Collected data:
----

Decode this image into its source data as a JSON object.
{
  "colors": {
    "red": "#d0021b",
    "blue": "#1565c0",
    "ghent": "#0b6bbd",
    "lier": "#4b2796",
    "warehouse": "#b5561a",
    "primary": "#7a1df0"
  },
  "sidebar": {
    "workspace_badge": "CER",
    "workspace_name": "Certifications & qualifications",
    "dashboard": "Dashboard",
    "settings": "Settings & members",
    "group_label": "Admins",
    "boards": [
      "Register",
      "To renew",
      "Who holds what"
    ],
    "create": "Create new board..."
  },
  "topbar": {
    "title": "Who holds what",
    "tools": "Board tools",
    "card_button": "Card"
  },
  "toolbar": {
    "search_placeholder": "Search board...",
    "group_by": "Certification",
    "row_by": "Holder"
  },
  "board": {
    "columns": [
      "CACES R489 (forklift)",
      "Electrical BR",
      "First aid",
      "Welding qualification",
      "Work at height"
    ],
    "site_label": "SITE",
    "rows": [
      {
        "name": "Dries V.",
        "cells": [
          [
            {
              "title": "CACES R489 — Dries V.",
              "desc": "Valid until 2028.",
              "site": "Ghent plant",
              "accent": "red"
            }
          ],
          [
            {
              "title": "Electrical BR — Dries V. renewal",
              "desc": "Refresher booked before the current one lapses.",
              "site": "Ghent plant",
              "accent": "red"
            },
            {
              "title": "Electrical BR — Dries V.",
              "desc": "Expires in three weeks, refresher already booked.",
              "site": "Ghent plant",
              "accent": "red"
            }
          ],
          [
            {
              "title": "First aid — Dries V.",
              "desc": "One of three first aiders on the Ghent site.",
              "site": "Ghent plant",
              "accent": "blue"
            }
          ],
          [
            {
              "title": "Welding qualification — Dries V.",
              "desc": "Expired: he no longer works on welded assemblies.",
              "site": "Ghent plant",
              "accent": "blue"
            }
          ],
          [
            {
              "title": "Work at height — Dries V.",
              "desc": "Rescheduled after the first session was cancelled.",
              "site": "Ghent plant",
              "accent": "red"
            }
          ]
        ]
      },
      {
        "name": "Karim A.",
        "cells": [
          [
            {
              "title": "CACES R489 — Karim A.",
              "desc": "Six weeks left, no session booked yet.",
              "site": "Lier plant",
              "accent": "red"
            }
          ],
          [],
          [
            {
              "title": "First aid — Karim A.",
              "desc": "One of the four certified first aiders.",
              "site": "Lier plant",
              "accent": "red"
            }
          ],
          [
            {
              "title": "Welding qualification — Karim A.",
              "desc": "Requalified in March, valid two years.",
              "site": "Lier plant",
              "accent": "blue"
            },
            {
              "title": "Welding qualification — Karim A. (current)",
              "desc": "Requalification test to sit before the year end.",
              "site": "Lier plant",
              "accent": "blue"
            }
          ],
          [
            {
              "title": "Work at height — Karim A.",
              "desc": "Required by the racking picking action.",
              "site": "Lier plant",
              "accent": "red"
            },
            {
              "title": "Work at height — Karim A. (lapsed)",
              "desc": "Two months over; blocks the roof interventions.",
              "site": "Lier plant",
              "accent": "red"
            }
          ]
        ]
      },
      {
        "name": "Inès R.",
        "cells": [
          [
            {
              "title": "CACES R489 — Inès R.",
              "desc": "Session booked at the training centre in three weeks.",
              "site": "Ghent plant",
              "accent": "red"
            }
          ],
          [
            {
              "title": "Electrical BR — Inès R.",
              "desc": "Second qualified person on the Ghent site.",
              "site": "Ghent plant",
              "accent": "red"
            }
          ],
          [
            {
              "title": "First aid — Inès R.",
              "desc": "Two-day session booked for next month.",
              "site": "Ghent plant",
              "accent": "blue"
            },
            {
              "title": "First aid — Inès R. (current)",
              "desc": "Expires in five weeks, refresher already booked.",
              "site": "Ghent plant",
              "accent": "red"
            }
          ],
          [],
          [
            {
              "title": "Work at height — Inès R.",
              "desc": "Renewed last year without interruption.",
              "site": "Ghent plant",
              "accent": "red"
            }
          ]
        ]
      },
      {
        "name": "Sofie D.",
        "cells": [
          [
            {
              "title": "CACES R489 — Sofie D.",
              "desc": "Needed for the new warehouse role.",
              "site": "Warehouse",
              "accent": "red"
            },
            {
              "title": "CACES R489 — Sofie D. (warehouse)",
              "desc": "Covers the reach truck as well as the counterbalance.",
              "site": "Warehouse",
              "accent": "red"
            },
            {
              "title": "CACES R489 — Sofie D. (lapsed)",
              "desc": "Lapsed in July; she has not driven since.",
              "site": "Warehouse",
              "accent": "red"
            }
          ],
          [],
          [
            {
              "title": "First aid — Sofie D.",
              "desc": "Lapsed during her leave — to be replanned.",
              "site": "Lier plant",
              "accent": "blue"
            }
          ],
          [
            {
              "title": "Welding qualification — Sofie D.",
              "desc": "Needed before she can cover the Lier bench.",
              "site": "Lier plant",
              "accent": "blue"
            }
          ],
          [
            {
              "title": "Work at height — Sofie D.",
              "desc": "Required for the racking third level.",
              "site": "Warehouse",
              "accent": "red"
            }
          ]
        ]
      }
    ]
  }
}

----

STATED TASK
State how many lines of the records above contain the word "current", and give only that number.

FINAL RESULT
3